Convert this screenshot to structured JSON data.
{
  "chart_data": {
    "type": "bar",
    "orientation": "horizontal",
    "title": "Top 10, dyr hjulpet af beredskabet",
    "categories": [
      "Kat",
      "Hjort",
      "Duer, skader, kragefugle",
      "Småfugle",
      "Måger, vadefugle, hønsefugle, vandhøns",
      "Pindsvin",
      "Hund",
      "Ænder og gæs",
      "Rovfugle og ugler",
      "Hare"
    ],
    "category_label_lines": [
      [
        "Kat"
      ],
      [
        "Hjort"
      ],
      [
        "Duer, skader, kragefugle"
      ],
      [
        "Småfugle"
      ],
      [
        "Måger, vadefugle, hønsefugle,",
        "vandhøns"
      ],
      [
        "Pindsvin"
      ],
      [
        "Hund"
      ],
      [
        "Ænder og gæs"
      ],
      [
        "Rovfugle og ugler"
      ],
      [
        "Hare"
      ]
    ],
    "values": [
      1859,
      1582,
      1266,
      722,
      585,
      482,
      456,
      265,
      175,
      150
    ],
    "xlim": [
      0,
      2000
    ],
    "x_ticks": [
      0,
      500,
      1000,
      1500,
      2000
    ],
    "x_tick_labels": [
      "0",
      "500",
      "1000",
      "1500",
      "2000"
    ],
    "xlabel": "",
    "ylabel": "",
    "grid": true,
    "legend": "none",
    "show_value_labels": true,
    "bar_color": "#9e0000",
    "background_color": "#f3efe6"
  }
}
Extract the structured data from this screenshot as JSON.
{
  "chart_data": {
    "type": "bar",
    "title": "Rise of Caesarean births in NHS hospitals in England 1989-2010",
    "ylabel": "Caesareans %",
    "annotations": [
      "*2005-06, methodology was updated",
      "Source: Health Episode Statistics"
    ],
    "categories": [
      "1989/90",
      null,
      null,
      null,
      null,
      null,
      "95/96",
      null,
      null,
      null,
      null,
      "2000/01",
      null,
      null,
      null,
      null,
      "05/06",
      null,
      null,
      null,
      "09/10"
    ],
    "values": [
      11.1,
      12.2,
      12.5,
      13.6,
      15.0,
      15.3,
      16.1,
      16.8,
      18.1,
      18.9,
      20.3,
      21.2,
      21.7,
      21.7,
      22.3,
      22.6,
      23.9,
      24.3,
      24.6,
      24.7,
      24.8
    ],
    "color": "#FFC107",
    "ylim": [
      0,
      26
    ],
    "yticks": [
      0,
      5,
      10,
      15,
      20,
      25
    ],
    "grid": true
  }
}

··········

■ **STATED PROBLEM**:
From the listing above, copy out each line where the word "structured" appears.

■ **RIGHT ANSWER**:
Convert this screenshot to structured JSON data.
Extract the structured data from this screenshot as JSON.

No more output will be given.